EXERCISE TASK>
Transcribe the data that follows precisely, omitting nothing.

--- begin ---

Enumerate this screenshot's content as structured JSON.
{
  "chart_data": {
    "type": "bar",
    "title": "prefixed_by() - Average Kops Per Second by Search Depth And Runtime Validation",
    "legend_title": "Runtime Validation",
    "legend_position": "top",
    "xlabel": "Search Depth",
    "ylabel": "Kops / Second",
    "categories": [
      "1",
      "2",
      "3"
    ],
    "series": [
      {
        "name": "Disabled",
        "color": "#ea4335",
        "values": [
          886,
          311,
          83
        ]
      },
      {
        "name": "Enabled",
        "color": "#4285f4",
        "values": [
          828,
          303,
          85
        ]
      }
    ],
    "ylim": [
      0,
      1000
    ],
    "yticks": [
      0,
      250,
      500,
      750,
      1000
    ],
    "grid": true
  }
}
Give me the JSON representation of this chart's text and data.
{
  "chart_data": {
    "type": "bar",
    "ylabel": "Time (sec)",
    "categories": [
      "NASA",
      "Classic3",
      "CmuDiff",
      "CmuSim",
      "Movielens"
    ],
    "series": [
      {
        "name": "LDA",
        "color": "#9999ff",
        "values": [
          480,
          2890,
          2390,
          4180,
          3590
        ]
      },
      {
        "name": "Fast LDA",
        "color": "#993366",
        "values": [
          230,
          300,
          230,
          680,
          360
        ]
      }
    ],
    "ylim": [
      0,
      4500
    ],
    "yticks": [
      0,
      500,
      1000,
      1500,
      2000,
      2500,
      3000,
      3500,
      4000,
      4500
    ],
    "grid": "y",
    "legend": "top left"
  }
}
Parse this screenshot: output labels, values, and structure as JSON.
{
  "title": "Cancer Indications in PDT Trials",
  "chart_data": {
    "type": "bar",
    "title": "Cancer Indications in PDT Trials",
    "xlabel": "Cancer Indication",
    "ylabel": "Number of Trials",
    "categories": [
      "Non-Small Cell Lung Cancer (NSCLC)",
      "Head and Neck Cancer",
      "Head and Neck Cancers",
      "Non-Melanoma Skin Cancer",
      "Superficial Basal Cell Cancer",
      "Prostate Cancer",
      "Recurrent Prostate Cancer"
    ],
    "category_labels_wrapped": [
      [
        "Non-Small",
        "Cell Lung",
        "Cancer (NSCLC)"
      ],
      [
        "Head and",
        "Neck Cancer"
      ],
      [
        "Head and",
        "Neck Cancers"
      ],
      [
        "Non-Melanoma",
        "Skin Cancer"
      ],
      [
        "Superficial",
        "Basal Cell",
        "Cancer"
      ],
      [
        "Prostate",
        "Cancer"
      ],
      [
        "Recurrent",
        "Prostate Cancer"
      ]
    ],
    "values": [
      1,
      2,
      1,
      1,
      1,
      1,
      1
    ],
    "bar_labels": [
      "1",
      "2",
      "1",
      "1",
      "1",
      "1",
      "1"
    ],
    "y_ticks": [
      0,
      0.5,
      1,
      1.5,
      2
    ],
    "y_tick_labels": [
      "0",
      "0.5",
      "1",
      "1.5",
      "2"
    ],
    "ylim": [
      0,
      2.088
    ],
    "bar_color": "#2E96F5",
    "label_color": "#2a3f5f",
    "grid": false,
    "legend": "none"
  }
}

--- end ---

THE REPLY>
Enumerate this screenshot's content as structured JSON.
{
  "chart_data": {
    "type": "bar",
    "title": "prefixed_by() - Average Kops Per Second by Search Depth And Runtime Validation",
    "legend_title": "Runtime Validation",
    "legend_position": "top",
    "xlabel": "Search Depth",
    "ylabel": "Kops / Second",
    "categories": [
      "1",
      "2",
      "3"
    ],
    "series": [
      {
        "name": "Disabled",
        "color": "#ea4335",
        "values": [
          886,
          311,
          83
        ]
      },
      {
        "name": "Enabled",
        "color": "#4285f4",
        "values": [
          828,
          303,
          85
        ]
      }
    ],
    "ylim": [
      0,
      1000
    ],
    "yticks": [
      0,
      250,
      500,
      750,
      1000
    ],
    "grid": true
  }
}
Give me the JSON representation of this chart's text and data.
{
  "chart_data": {
    "type": "bar",
    "ylabel": "Time (sec)",
    "categories": [
      "NASA",
      "Classic3",
      "CmuDiff",
      "CmuSim",
      "Movielens"
    ],
    "series": [
      {
        "name": "LDA",
        "color": "#9999ff",
        "values": [
          480,
          2890,
          2390,
          4180,
          3590
        ]
      },
      {
        "name": "Fast LDA",
        "color": "#993366",
        "values": [
          230,
          300,
          230,
          680,
          360
        ]
      }
    ],
    "ylim": [
      0,
      4500
    ],
    "yticks": [
      0,
      500,
      1000,
      1500,
      2000,
      2500,
      3000,
      3500,
      4000,
      4500
    ],
    "grid": "y",
    "legend": "top left"
  }
}
Parse this screenshot: output labels, values, and structure as JSON.
{
  "title": "Cancer Indications in PDT Trials",
  "chart_data": {
    "type": "bar",
    "title": "Cancer Indications in PDT Trials",
    "xlabel": "Cancer Indication",
    "ylabel": "Number of Trials",
    "categories": [
      "Non-Small Cell Lung Cancer (NSCLC)",
      "Head and Neck Cancer",
      "Head and Neck Cancers",
      "Non-Melanoma Skin Cancer",
      "Superficial Basal Cell Cancer",
      "Prostate Cancer",
      "Recurrent Prostate Cancer"
    ],
    "category_labels_wrapped": [
      [
        "Non-Small",
        "Cell Lung",
        "Cancer (NSCLC)"
      ],
      [
        "Head and",
        "Neck Cancer"
      ],
      [
        "Head and",
        "Neck Cancers"
      ],
      [
        "Non-Melanoma",
        "Skin Cancer"
      ],
      [
        "Superficial",
        "Basal Cell",
        "Cancer"
      ],
      [
        "Prostate",
        "Cancer"
      ],
      [
        "Recurrent",
        "Prostate Cancer"
      ]
    ],
    "values": [
      1,
      2,
      1,
      1,
      1,
      1,
      1
    ],
    "bar_labels": [
      "1",
      "2",
      "1",
      "1",
      "1",
      "1",
      "1"
    ],
    "y_ticks": [
      0,
      0.5,
      1,
      1.5,
      2
    ],
    "y_tick_labels": [
      "0",
      "0.5",
      "1",
      "1.5",
      "2"
    ],
    "ylim": [
      0,
      2.088
    ],
    "bar_color": "#2E96F5",
    "label_color": "#2a3f5f",
    "grid": false,
    "legend": "none"
  }
}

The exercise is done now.